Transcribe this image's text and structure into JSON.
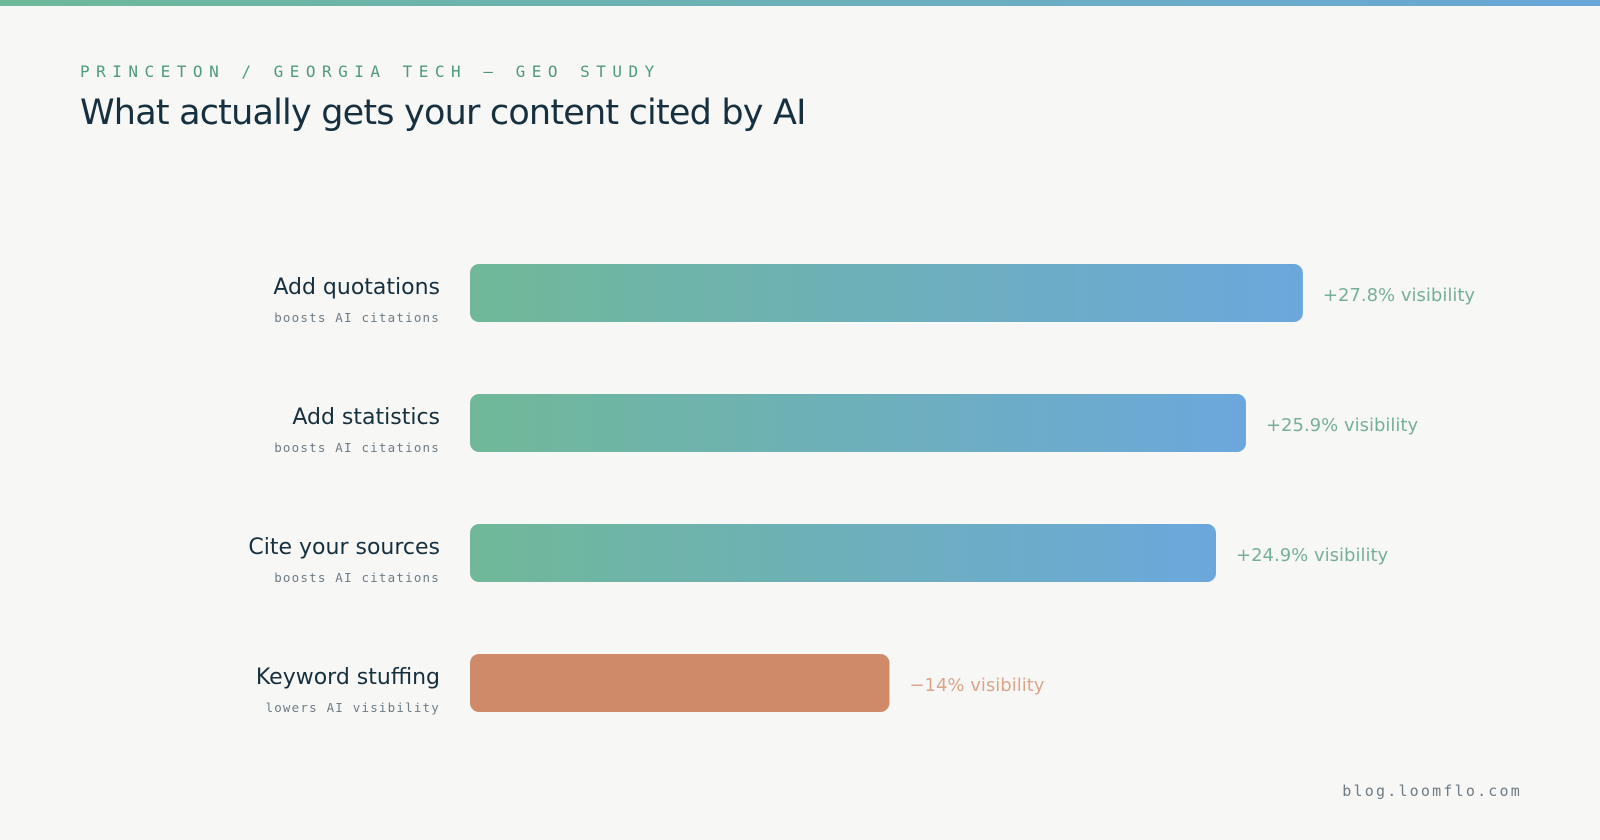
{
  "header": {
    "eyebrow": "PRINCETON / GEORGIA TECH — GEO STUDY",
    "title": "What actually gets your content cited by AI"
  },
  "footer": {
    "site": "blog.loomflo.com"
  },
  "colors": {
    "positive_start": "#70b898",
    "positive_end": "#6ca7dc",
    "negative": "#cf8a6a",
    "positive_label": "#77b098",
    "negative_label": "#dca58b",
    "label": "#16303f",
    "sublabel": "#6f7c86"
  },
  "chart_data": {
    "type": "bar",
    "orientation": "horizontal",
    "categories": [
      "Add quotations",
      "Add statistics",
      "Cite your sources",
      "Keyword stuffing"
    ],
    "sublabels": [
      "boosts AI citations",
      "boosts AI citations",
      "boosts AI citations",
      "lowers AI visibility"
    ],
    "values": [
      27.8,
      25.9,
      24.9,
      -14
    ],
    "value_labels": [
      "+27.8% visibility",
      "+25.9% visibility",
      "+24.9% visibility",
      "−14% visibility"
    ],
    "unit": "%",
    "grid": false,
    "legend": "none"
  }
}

* * * * * * *

▸ **WHAT THE TASK REQUIRES**
Scan the material above for the string "your" and report each line where you find it.

▸ **RESPONSE TO THIS TASK**
    "title": "What actually gets your content cited by AI"
      "Cite your sources",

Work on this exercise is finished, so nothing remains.